WHAT YOU SHOULD DO. Rewrite the conference abstract listing from "Abstract #: 5640" up to and including "the MHC allele.", changing "Tumor Immunobiology" to "Cancer Immunobiology".

DOCUMENT EXCERPT.
=== Begin Enclosure ===

Abstract #: 5021
Title: Accurate quantification of infiltrating B cell composition and clone diversity in tumor samples
Session Category: Bioinformatics / Convergence Science / Systems Biology
Session Title: Bioinformatics and Computational Biology
Location: E-poster
Presenter: 
Fábio Navarro
Overview: The role of B cells as a prognostic biomarker remains elusive. For instance, infiltrating B cells in colorectal cancer have both positive and negative prognostic value. Thus, a scalable approach to quantify B cells and the B-cell receptor repertoire could yield novel insights into the role of B cells in tumor biology. To address this, we have developed immune cell quantification (InfiltrateIDTM) and immune receptor repertoire profiling (RepertoireIDTM) methods as part of the ImmunoID NeXT Platform®, an augmented, immuno-oncology-optimized exome/transcriptome platform. We show that InfiltrateID and RepertoireID accurately capture the composition and clone diversity of infiltrating B cells in tumor samples. Furthermore, we apply the two methods to explore B cell infiltration and BCR repertoires across a set of more than 650 pan-cancer samples.

Charles Abbott

Abstract #:  5161
Title: Exome-scale longitudinal tracking of emerging therapeutic resistance in GIST via analysis of circulating tumor DNA
Session Category: Clinical Research Excluding Trials
Session Title:  Biomarkers
Location: E-poster
Presenter: Charles W. Abbott
Overview: Gastrointestinal stromal tumors (GIST) are lethal tumors characterized by constitutively activating mutations to KIT or PDGFRA. Transient disease control in the first-line setting is achieved via inhibition of tyrosine kinase signaling using the KIT inhibitor imatinib. As patients progress through subsequent lines of therapy, a molecularly heterogeneous disease evolves, characterized by distinct subtypes and shifting repertoires of exon-specific KIT variants that directly impact treatment outcomes. This study uses tumor-informed exome-scale liquid biopsy to identify and track the evolution of multiple resistance mechanisms in patients receiving tyrosine kinase inhibitors (TKIs) to address the unmet need of comprehensive understanding of GIST evolution in response to therapy.

Abstract #:  5163
Title: A high sensitivity, tumor-informed liquid biopsy platform, designed to detect minimal residual disease at part per million resolution
Session Category: Clinical Research Excluding Trials
Session Title:  Biomarkers
Location: E-poster
Presenter: Sean M. Boyle
Overview: Tumor-informed liquid biopsy approaches have proven promising for detecting minimal residual disease (MRD) and recurrence of cancer following surgical resection or other therapy. However, current liquid biopsy MRD assays typically detect ctDNA in a range above 30 to 300 parts per million (PPM), leaving a significant fraction of MRD cases undetected, particularly soon after surgery and in early-stage cancers where ctDNA can be at very low levels. To address this, Personalis has developed NeXT Personal™, a tumor-informed liquid biopsy assay that achieves sensitivity down to 1 PPM, therefore enabling earlier detection of MRD and recurrence.

Rachel Pyke

Abstract #: 5640
Title: Mono-allelic immunopeptidomics data from 109 MHC-I alleles reveals variability in binding preferences and improves neoantigen prediction algorithm
Session Category:  Immunology
Session Title: Tumor Immunobiology
Location: E-poster
Presenter: Rachel Marty Pyke, PhD
Overview: This study extends the previously published MHC-I, pan-allelic neoantigen prediction algorithm, SHERPA™, with immunopeptidomics from 84 additional mono-allelic transfected cell lines, totaling data from 109 unique alleles. SHERPA achieves model generalizability and 98% population allelic coverage by integrating nearly 500 additional public immunopeptidomics samples. As a result, SHERPA identifies 1.38-fold more immunogenic epitopes than either NetMHCPan-4.1 and MHCFlurry-2.0 and reveals strong correlations between evolutionary divergence and influential binding pocket positions in the MHC allele.
=== End Enclosure ===
GIVEN DATA.
=== Begin Enclosure ===
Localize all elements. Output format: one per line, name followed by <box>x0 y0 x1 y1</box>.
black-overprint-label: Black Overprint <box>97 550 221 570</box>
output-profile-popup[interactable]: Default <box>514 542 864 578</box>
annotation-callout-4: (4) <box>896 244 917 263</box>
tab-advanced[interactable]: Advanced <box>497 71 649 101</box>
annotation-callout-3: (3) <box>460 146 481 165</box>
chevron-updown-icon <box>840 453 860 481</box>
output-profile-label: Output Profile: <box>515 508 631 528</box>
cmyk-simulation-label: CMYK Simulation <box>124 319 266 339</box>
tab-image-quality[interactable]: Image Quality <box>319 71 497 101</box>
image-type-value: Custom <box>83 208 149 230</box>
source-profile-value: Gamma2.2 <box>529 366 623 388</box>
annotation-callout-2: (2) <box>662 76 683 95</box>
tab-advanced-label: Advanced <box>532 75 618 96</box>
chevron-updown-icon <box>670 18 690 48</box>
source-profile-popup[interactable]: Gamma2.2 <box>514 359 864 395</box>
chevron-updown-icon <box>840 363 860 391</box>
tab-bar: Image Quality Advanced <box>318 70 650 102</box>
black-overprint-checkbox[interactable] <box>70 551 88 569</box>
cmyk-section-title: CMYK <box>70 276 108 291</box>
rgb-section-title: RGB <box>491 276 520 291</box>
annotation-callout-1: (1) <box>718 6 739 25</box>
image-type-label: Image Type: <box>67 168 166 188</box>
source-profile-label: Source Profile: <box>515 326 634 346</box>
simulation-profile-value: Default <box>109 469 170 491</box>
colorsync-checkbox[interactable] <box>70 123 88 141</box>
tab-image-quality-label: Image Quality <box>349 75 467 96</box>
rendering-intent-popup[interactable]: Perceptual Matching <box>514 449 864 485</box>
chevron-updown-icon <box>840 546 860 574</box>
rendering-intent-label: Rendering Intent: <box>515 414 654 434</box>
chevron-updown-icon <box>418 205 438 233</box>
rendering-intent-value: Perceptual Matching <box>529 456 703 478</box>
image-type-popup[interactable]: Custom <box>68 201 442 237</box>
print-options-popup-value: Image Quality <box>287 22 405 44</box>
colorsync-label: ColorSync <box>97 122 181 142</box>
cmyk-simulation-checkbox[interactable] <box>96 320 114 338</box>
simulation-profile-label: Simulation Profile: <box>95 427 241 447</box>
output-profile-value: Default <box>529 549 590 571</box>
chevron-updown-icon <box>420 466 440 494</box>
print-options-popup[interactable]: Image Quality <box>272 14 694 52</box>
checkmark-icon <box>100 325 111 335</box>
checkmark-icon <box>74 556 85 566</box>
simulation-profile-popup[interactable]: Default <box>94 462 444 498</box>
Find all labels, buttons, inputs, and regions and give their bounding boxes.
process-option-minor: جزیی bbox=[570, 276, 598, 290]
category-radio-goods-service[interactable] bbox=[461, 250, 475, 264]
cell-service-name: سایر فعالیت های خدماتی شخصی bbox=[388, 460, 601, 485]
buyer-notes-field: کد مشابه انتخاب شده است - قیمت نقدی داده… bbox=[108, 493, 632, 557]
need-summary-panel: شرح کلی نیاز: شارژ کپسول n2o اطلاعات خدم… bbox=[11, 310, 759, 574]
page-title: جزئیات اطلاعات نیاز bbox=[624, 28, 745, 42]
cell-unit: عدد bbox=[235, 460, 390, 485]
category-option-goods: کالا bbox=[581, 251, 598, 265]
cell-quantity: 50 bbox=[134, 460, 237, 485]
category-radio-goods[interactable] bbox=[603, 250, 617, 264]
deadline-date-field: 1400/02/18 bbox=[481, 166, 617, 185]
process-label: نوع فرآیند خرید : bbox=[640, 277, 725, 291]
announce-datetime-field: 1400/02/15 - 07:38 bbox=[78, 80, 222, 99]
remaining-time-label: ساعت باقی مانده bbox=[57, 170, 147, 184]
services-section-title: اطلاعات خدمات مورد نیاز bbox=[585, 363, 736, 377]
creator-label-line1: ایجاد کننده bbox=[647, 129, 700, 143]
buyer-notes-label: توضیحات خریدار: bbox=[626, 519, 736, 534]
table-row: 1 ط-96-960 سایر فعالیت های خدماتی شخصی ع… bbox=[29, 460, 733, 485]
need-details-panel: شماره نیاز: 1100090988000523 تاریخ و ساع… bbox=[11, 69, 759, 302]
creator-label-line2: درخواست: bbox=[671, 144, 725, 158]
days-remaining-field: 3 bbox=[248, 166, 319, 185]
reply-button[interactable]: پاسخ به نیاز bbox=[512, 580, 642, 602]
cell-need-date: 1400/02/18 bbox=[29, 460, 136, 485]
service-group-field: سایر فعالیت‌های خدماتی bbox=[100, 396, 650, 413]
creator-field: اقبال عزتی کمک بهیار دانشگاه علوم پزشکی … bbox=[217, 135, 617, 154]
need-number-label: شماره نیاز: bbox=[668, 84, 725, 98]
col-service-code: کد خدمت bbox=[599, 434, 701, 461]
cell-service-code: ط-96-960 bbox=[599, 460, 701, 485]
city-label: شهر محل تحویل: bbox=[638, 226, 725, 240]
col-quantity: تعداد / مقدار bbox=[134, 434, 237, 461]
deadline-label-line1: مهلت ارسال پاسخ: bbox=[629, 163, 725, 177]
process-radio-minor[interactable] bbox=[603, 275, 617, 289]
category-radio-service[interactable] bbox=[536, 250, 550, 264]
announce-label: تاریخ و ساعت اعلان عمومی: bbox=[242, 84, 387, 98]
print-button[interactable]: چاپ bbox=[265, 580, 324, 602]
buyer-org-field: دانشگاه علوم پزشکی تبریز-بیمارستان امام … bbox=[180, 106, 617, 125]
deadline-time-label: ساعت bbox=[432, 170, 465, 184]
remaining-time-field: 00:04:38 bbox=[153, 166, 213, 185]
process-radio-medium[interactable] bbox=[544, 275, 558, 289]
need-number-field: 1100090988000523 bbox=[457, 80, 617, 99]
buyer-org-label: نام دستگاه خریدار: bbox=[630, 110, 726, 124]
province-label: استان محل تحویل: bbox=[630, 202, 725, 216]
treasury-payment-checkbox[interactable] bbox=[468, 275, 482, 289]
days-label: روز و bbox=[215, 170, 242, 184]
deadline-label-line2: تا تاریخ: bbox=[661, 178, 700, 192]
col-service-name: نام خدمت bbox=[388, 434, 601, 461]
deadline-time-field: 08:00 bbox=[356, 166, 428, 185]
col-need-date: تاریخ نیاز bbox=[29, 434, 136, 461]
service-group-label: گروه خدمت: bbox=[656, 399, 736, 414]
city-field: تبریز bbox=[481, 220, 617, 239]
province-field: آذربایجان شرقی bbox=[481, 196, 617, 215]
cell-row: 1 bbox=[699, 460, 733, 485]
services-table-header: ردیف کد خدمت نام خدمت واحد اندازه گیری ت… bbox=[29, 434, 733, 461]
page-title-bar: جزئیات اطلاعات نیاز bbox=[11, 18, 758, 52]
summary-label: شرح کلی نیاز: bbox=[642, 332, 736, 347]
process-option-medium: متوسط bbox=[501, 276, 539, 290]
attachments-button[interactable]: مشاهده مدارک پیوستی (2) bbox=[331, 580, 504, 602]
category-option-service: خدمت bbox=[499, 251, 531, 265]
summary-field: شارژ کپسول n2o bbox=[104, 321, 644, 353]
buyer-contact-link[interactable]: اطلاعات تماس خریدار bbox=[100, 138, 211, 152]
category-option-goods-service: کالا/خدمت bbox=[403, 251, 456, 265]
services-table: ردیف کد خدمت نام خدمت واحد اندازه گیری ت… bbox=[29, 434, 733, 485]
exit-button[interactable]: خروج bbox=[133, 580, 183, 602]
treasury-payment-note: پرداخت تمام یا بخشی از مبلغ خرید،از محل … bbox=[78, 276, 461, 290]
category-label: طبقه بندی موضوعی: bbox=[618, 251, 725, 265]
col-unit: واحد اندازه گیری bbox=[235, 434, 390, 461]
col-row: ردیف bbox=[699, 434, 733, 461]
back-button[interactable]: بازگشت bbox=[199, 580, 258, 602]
=== End Enclosure ===
SOLUTION.
Abstract #: 5640
Title: Mono-allelic immunopeptidomics data from 109 MHC-I alleles reveals variability in binding preferences and improves neoantigen prediction algorithm
Session Category:  Immunology
Session Title: Cancer Immunobiology
Location: E-poster
Presenter: Rachel Marty Pyke, PhD
Overview: This study extends the previously published MHC-I, pan-allelic neoantigen prediction algorithm, SHERPA™, with immunopeptidomics from 84 additional mono-allelic transfected cell lines, totaling data from 109 unique alleles. SHERPA achieves model generalizability and 98% population allelic coverage by integrating nearly 500 additional public immunopeptidomics samples. As a result, SHERPA identifies 1.38-fold more immunogenic epitopes than either NetMHCPan-4.1 and MHCFlurry-2.0 and reveals strong correlations between evolutionary divergence and influential binding pocket positions in the MHC allele.